Goal: What is the number of lines containing the string "Loss"? Answer with the number only.

[Data entries]
═══

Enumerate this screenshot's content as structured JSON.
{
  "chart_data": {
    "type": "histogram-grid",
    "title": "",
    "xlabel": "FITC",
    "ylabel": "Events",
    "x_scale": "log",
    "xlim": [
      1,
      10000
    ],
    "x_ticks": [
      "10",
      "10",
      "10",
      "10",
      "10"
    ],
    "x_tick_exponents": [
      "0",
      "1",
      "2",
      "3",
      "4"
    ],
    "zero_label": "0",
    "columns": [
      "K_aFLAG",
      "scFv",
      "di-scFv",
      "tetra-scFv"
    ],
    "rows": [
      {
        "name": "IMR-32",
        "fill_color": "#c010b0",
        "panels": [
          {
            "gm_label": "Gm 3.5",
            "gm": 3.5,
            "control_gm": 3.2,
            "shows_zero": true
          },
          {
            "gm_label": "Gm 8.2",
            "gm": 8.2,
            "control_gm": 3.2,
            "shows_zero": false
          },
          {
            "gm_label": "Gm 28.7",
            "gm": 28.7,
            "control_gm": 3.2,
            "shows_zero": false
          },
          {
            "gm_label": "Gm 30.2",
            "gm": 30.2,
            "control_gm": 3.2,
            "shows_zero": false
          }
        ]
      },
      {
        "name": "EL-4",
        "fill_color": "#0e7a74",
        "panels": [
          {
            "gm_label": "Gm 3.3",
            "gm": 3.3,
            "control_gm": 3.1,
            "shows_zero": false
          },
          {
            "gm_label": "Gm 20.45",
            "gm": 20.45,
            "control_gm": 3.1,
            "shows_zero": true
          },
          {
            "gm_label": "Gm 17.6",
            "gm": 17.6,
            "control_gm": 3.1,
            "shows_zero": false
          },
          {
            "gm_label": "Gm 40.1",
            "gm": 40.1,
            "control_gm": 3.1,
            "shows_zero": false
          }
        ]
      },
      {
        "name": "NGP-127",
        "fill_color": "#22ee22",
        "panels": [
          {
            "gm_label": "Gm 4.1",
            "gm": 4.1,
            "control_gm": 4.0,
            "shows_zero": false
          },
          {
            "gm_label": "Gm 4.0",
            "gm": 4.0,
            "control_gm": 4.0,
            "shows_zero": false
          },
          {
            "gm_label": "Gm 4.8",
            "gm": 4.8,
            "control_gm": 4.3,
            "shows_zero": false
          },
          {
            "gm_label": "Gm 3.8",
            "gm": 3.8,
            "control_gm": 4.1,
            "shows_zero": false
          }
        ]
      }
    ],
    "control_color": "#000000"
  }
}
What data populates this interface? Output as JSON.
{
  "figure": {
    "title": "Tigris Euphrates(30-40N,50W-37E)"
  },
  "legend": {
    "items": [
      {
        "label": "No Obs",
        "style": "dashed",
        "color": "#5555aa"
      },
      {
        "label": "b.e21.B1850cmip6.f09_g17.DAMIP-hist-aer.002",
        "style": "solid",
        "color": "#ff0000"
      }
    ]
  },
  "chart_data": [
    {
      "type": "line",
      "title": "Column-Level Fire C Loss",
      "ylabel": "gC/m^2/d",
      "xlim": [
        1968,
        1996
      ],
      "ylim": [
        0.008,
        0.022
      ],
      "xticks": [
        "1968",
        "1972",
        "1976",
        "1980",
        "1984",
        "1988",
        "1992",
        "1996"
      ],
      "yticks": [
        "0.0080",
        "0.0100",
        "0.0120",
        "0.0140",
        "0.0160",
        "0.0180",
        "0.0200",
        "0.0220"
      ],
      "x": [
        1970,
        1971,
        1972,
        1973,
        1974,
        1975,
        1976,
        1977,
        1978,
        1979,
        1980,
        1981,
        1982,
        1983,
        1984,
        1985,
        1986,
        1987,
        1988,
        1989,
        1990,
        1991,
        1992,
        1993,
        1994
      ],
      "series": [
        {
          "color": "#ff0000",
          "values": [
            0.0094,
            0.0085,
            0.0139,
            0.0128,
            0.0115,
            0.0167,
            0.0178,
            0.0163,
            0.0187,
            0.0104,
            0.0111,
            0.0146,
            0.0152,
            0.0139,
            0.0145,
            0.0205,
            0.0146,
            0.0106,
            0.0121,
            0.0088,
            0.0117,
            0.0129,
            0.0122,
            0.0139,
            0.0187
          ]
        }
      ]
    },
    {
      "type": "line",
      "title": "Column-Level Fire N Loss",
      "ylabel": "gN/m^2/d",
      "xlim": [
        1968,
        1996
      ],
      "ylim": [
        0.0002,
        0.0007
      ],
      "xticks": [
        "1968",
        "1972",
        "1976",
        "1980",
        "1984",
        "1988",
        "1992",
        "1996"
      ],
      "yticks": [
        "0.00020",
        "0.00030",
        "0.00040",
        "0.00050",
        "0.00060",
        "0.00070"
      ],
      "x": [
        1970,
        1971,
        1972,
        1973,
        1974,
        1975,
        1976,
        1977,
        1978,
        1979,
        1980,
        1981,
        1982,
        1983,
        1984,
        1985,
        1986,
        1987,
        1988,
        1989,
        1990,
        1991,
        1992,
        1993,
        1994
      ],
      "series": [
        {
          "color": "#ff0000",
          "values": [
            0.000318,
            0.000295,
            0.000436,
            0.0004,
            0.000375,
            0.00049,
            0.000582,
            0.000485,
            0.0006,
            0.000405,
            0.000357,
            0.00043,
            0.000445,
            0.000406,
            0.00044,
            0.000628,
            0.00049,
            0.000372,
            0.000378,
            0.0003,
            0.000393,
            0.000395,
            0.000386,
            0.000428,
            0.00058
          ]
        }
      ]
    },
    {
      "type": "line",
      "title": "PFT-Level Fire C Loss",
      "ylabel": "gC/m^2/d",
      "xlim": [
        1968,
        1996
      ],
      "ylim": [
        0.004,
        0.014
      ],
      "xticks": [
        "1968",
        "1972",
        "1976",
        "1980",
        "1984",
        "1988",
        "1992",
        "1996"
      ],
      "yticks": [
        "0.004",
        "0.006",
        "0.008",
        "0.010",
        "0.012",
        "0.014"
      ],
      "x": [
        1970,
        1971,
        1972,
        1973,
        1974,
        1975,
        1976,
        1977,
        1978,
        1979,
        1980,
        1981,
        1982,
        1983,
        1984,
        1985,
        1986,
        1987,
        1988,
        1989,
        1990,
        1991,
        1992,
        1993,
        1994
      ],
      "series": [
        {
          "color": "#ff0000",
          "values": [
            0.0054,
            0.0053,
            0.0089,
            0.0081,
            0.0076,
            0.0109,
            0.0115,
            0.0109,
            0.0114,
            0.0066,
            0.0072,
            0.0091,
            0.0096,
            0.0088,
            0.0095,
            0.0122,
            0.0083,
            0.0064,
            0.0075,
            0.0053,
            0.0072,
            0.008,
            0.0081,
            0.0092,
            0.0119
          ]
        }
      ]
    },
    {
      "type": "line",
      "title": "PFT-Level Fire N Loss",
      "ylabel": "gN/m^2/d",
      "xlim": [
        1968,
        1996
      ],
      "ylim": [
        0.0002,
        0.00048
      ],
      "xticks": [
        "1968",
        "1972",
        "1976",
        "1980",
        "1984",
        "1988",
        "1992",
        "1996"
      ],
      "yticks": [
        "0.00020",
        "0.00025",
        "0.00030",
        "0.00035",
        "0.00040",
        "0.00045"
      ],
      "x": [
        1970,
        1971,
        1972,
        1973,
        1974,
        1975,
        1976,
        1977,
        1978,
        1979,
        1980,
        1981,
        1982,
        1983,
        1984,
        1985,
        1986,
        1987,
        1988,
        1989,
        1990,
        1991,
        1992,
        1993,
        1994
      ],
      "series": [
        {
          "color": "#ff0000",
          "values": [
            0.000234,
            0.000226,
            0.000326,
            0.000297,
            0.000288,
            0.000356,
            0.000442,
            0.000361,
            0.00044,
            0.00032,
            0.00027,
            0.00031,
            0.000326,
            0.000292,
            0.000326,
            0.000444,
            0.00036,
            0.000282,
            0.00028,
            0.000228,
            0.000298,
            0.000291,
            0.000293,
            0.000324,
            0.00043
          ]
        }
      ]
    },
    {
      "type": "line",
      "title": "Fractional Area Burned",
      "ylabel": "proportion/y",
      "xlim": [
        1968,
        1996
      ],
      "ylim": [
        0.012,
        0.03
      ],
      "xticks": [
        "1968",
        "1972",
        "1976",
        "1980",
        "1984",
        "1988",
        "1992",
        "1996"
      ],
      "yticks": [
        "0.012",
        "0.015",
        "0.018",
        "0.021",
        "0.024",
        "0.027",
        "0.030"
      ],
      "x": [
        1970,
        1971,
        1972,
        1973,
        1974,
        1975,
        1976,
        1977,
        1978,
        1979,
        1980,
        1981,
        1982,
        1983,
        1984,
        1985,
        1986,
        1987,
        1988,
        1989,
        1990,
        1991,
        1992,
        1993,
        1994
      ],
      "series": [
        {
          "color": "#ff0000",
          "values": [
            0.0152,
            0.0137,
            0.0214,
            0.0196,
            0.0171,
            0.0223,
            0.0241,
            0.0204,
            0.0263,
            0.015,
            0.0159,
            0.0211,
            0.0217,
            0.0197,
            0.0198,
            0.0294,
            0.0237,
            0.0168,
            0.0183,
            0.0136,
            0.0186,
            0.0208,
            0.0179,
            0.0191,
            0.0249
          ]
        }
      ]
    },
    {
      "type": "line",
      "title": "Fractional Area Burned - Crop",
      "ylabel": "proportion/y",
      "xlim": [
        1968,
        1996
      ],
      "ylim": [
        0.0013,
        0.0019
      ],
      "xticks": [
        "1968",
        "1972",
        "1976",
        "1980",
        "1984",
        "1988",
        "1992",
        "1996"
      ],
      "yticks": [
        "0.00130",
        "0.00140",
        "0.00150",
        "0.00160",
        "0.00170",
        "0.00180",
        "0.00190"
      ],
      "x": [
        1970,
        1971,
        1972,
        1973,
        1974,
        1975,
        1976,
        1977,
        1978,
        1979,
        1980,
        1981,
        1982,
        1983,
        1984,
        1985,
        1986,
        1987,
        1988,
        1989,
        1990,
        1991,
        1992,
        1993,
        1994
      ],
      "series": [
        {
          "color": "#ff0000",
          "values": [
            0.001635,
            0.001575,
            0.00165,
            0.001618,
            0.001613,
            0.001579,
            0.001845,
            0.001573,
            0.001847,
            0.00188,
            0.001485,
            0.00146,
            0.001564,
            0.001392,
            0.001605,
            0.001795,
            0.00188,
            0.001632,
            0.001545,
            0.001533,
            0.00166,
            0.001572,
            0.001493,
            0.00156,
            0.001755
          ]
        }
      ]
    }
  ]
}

═══

Full solution: 4